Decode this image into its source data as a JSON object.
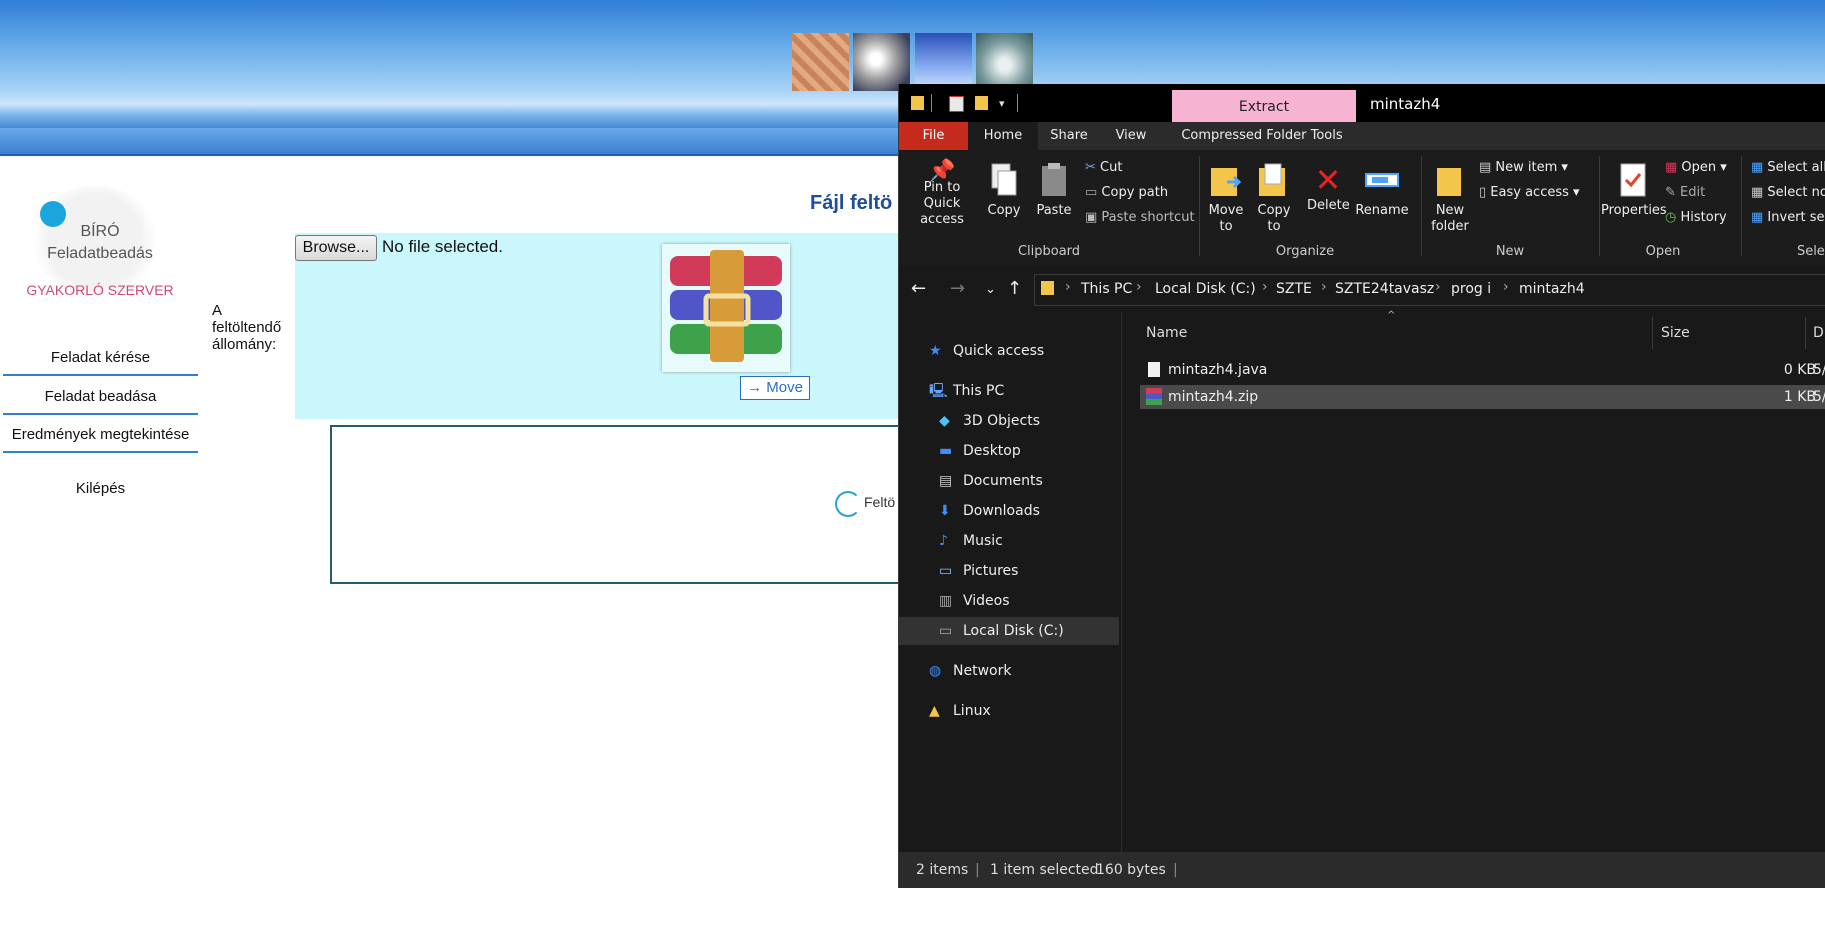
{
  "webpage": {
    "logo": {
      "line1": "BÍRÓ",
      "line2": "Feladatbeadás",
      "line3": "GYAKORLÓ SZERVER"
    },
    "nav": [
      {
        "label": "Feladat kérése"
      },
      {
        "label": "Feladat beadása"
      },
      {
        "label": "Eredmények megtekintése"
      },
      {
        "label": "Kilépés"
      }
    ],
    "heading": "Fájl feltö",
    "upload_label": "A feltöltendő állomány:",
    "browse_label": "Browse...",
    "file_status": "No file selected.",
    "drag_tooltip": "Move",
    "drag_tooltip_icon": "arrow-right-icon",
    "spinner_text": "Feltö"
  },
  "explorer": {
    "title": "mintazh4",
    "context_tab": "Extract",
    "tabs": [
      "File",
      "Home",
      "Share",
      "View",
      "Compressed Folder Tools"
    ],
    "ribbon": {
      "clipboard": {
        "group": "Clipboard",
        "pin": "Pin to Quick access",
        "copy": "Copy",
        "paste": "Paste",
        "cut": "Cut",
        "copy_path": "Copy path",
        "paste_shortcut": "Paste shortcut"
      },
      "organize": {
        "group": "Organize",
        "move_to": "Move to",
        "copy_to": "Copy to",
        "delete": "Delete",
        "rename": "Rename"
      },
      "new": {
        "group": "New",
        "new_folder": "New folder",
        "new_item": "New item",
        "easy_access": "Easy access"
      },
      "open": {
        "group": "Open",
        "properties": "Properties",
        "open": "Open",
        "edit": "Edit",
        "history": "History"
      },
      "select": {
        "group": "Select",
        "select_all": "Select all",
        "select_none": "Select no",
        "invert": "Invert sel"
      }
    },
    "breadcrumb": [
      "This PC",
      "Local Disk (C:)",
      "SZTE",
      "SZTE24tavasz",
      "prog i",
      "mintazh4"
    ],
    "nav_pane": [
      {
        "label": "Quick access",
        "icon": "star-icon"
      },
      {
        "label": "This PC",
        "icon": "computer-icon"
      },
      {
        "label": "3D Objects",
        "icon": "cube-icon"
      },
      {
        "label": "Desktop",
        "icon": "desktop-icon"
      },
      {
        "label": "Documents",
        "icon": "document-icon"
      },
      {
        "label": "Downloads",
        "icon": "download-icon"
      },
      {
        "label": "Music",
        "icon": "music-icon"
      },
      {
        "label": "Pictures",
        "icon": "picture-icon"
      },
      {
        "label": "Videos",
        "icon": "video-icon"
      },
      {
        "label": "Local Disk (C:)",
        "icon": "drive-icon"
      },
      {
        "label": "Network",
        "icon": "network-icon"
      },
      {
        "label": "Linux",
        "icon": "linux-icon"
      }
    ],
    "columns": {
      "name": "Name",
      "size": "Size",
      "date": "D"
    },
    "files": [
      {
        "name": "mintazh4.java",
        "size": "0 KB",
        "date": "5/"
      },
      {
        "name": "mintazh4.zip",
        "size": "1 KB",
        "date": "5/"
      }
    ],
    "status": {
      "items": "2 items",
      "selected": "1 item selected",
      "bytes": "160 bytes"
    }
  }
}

════════════════

▶ Problem:
Extract every line that has the string "Quick" in it.

▶ Result of the task:
        "pin": "Pin to Quick access",
        "label": "Quick access",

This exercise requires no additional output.